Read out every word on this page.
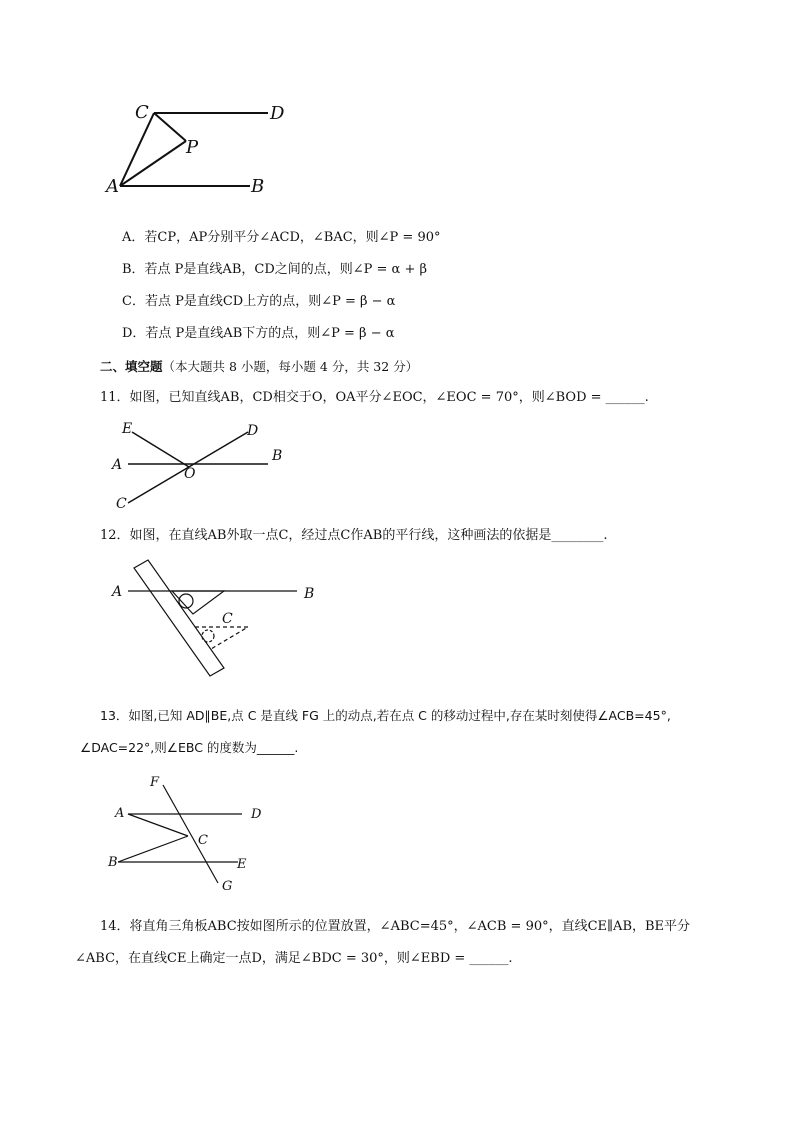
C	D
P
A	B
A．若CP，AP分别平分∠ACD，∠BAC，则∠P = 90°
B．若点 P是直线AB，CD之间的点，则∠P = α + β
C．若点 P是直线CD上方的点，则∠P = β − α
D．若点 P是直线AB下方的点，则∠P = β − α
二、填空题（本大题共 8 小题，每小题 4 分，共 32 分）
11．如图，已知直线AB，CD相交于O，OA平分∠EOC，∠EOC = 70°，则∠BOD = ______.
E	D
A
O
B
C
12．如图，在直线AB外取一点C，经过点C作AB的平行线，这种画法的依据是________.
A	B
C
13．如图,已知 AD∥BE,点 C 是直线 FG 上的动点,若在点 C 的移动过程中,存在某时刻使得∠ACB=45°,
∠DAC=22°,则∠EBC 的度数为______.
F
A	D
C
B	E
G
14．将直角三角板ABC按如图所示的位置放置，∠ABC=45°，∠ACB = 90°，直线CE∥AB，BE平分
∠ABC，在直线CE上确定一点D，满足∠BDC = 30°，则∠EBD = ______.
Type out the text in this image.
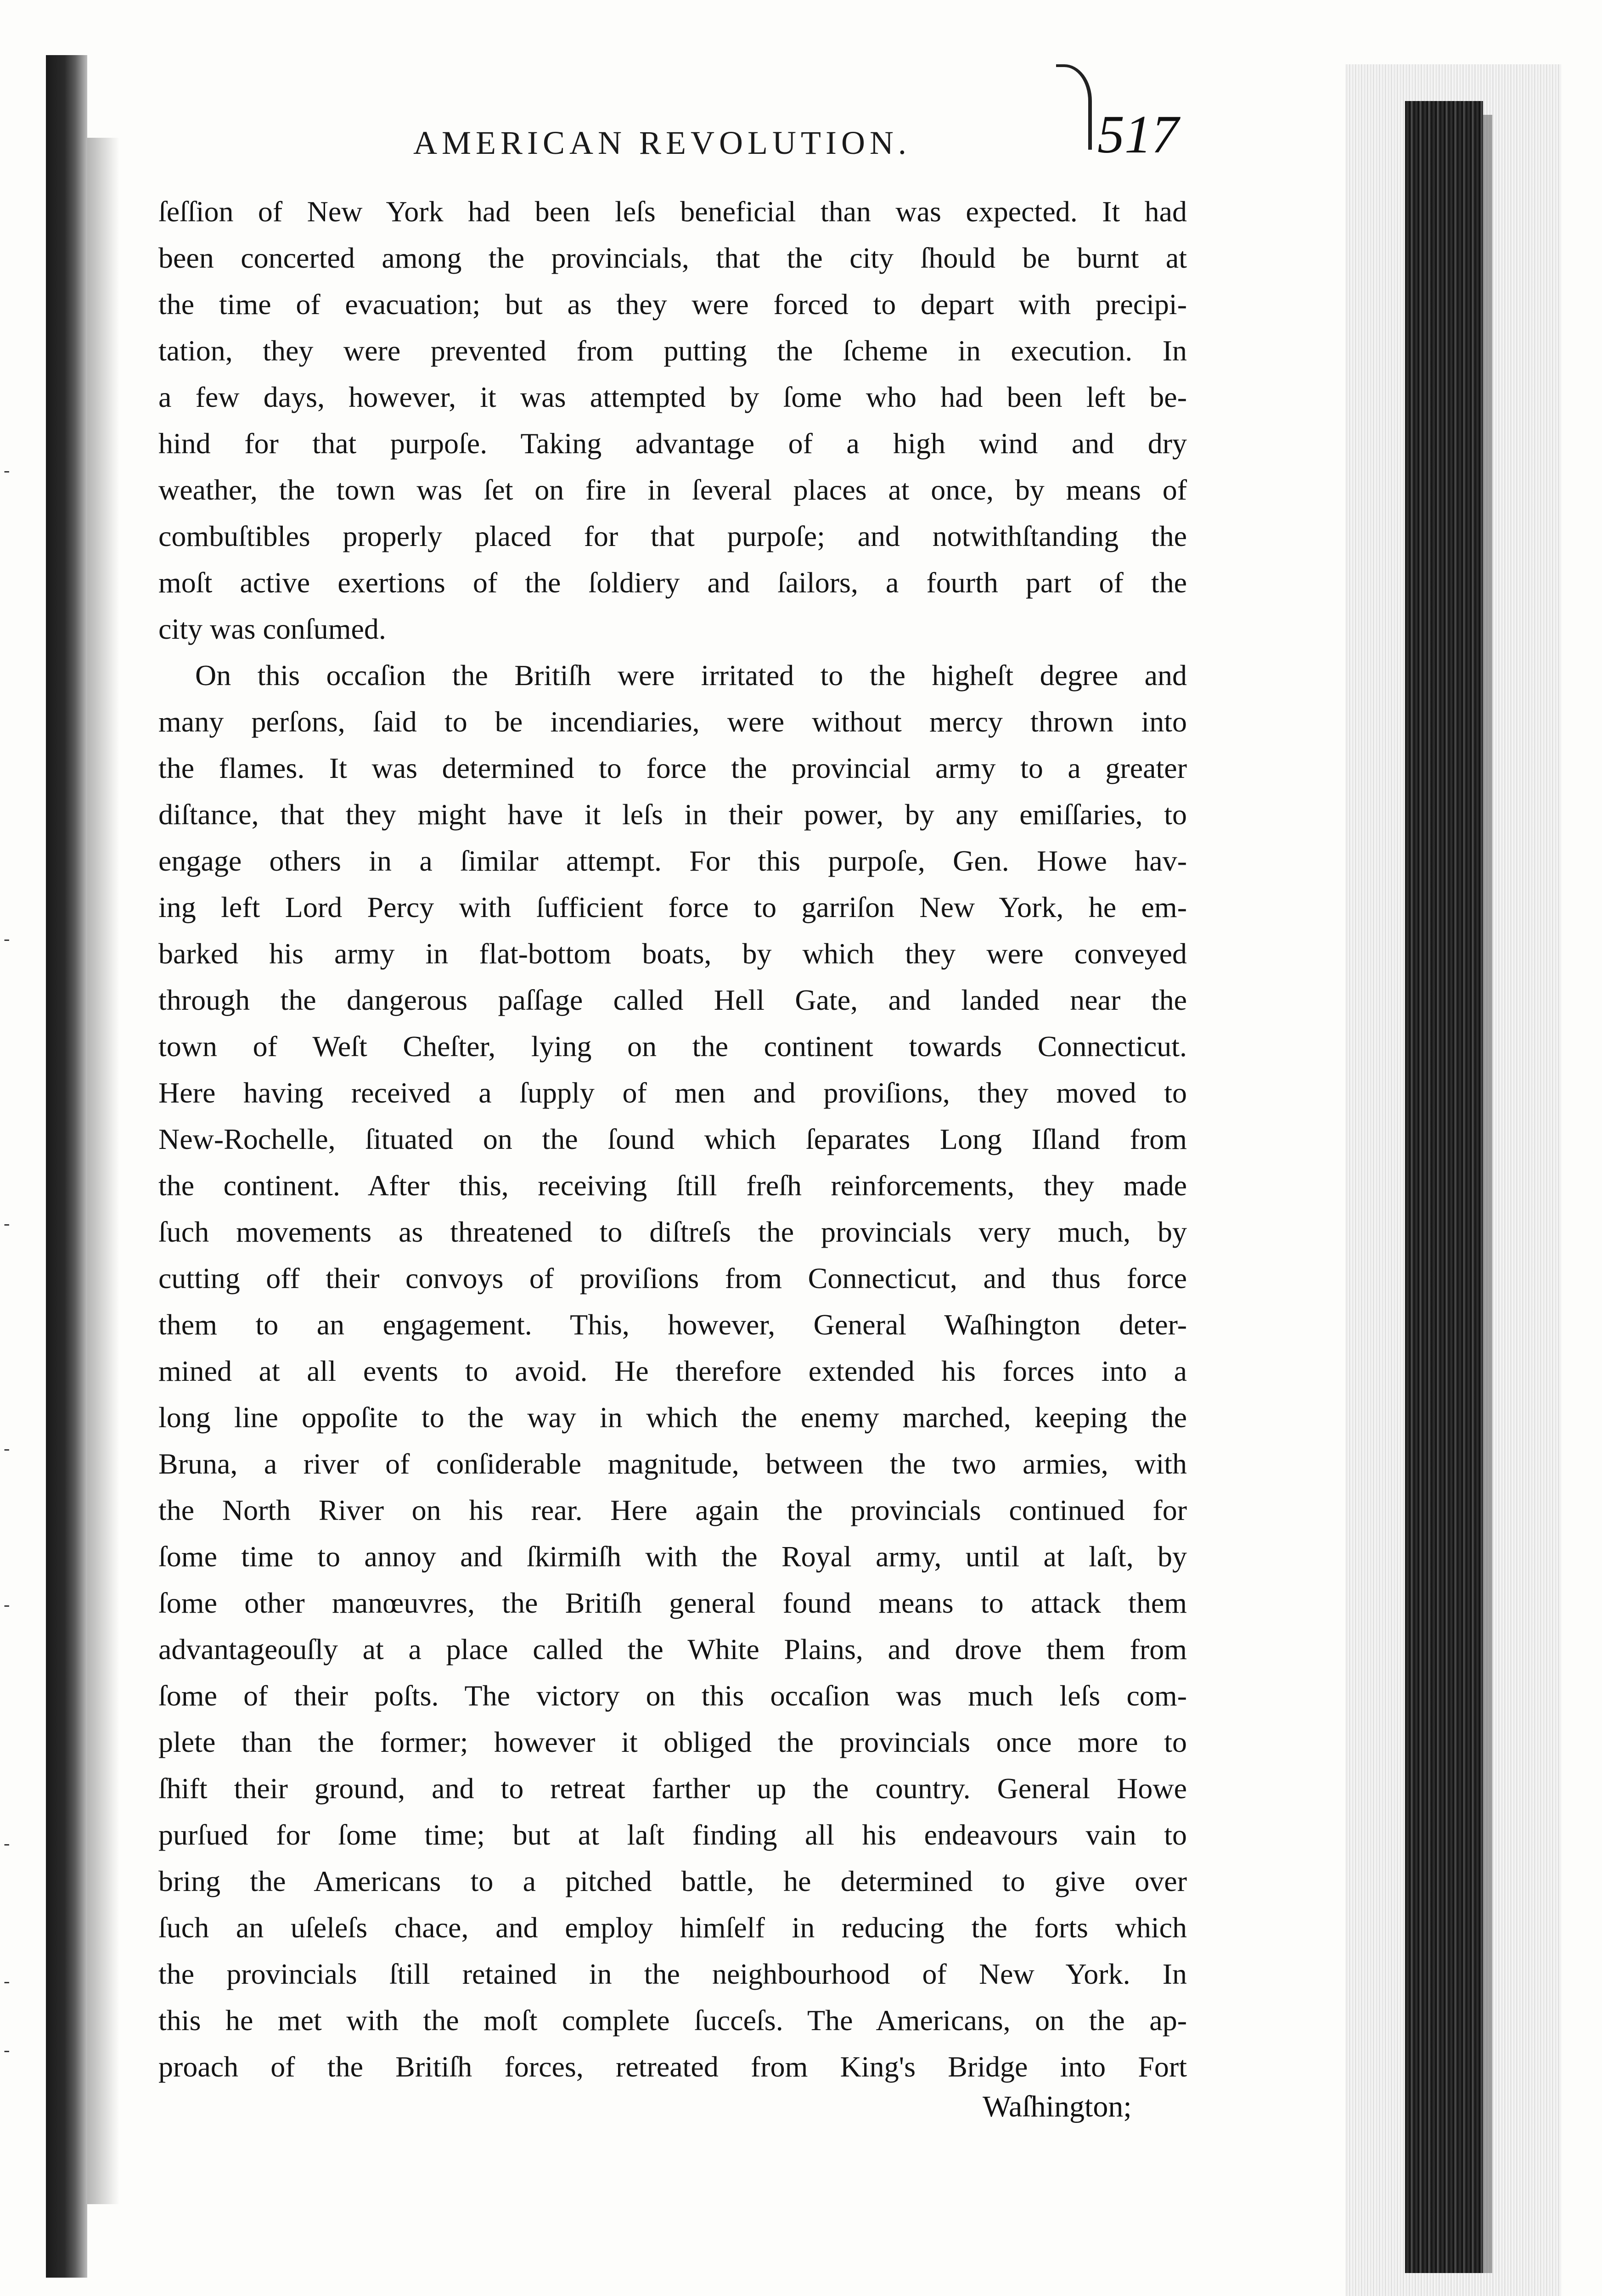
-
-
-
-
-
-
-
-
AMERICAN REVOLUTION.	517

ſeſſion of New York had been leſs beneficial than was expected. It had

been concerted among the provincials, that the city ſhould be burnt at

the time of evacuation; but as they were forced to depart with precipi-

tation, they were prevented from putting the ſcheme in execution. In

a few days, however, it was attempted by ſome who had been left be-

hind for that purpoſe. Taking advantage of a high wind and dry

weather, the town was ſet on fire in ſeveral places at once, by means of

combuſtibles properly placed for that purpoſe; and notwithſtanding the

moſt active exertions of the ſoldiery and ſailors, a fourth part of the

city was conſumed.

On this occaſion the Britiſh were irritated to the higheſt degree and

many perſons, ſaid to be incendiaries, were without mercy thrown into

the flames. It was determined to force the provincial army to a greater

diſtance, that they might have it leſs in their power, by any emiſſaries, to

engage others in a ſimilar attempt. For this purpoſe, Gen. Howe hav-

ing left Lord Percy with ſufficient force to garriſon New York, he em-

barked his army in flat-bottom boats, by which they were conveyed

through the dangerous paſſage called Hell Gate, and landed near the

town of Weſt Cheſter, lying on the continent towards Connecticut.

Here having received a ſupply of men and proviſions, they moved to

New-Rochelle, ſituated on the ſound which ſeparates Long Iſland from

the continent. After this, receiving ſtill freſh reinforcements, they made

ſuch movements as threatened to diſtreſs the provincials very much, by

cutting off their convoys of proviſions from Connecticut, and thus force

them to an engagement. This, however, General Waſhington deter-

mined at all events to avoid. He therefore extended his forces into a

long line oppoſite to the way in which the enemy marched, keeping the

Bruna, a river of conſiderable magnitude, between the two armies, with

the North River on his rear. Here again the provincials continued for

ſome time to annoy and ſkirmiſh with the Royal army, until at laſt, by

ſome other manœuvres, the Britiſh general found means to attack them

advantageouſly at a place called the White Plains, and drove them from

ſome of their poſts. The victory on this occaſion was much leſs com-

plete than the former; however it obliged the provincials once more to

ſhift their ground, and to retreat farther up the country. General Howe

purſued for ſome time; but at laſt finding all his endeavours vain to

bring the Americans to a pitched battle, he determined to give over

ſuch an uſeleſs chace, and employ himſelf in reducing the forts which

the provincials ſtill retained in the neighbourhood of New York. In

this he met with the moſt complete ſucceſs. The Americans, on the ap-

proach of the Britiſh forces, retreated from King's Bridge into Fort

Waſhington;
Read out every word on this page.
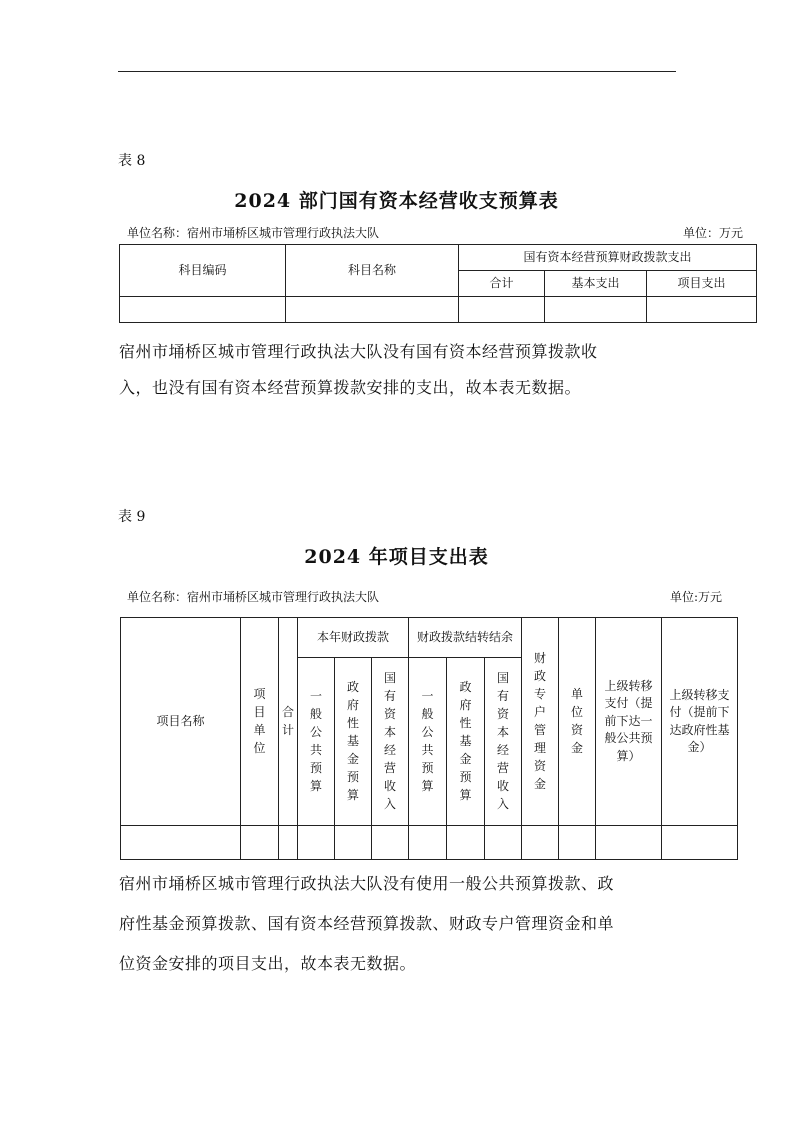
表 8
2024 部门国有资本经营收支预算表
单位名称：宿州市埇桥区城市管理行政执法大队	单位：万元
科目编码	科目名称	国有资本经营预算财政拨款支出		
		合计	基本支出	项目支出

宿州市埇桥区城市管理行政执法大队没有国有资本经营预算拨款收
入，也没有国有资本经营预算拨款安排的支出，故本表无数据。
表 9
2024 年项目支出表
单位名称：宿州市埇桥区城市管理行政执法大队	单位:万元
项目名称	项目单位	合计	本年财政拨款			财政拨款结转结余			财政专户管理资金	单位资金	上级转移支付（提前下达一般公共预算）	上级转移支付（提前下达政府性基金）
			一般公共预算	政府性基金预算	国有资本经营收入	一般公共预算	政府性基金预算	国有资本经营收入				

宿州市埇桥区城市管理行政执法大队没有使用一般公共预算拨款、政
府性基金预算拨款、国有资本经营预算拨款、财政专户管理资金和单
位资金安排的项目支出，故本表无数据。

Work required: Exclude the pictures and transcribe all of the entries exactly.

Finished answer:
Read out every word on this page.
C	D
P
A	B
A．若CP，AP分别平分∠ACD，∠BAC，则∠P = 90°
B．若点 P是直线AB，CD之间的点，则∠P = α + β
C．若点 P是直线CD上方的点，则∠P = β − α
D．若点 P是直线AB下方的点，则∠P = β − α
二、填空题（本大题共 8 小题，每小题 4 分，共 32 分）
11．如图，已知直线AB，CD相交于O，OA平分∠EOC，∠EOC = 70°，则∠BOD = ______.
E	D
A
O
B
C
12．如图，在直线AB外取一点C，经过点C作AB的平行线，这种画法的依据是________.
A	B
C
13．如图,已知 AD∥BE,点 C 是直线 FG 上的动点,若在点 C 的移动过程中,存在某时刻使得∠ACB=45°,
∠DAC=22°,则∠EBC 的度数为______.
F
A	D
C
B	E
G
14．将直角三角板ABC按如图所示的位置放置，∠ABC=45°，∠ACB = 90°，直线CE∥AB，BE平分
∠ABC，在直线CE上确定一点D，满足∠BDC = 30°，则∠EBD = ______.
Type out the text in this image.
-
-
-
-
-
-
-
-
AMERICAN REVOLUTION.	517

ſeſſion of New York had been leſs beneficial than was expected. It had

been concerted among the provincials, that the city ſhould be burnt at

the time of evacuation; but as they were forced to depart with precipi-

tation, they were prevented from putting the ſcheme in execution. In

a few days, however, it was attempted by ſome who had been left be-

hind for that purpoſe. Taking advantage of a high wind and dry

weather, the town was ſet on fire in ſeveral places at once, by means of

combuſtibles properly placed for that purpoſe; and notwithſtanding the

moſt active exertions of the ſoldiery and ſailors, a fourth part of the

city was conſumed.

On this occaſion the Britiſh were irritated to the higheſt degree and

many perſons, ſaid to be incendiaries, were without mercy thrown into

the flames. It was determined to force the provincial army to a greater

diſtance, that they might have it leſs in their power, by any emiſſaries, to

engage others in a ſimilar attempt. For this purpoſe, Gen. Howe hav-

ing left Lord Percy with ſufficient force to garriſon New York, he em-

barked his army in flat-bottom boats, by which they were conveyed

through the dangerous paſſage called Hell Gate, and landed near the

town of Weſt Cheſter, lying on the continent towards Connecticut.

Here having received a ſupply of men and proviſions, they moved to

New-Rochelle, ſituated on the ſound which ſeparates Long Iſland from

the continent. After this, receiving ſtill freſh reinforcements, they made

ſuch movements as threatened to diſtreſs the provincials very much, by

cutting off their convoys of proviſions from Connecticut, and thus force

them to an engagement. This, however, General Waſhington deter-

mined at all events to avoid. He therefore extended his forces into a

long line oppoſite to the way in which the enemy marched, keeping the

Bruna, a river of conſiderable magnitude, between the two armies, with

the North River on his rear. Here again the provincials continued for

ſome time to annoy and ſkirmiſh with the Royal army, until at laſt, by

ſome other manœuvres, the Britiſh general found means to attack them

advantageouſly at a place called the White Plains, and drove them from

ſome of their poſts. The victory on this occaſion was much leſs com-

plete than the former; however it obliged the provincials once more to

ſhift their ground, and to retreat farther up the country. General Howe

purſued for ſome time; but at laſt finding all his endeavours vain to

bring the Americans to a pitched battle, he determined to give over

ſuch an uſeleſs chace, and employ himſelf in reducing the forts which

the provincials ſtill retained in the neighbourhood of New York. In

this he met with the moſt complete ſucceſs. The Americans, on the ap-

proach of the Britiſh forces, retreated from King's Bridge into Fort

Waſhington;
Read out every word on this page.
表 8
2024 部门国有资本经营收支预算表
单位名称：宿州市埇桥区城市管理行政执法大队	单位：万元
科目编码	科目名称	国有资本经营预算财政拨款支出		
		合计	基本支出	项目支出

宿州市埇桥区城市管理行政执法大队没有国有资本经营预算拨款收
入，也没有国有资本经营预算拨款安排的支出，故本表无数据。
表 9
2024 年项目支出表
单位名称：宿州市埇桥区城市管理行政执法大队	单位:万元
项目名称	项目单位	合计	本年财政拨款			财政拨款结转结余			财政专户管理资金	单位资金	上级转移支付（提前下达一般公共预算）	上级转移支付（提前下达政府性基金）
			一般公共预算	政府性基金预算	国有资本经营收入	一般公共预算	政府性基金预算	国有资本经营收入				

宿州市埇桥区城市管理行政执法大队没有使用一般公共预算拨款、政
府性基金预算拨款、国有资本经营预算拨款、财政专户管理资金和单
位资金安排的项目支出，故本表无数据。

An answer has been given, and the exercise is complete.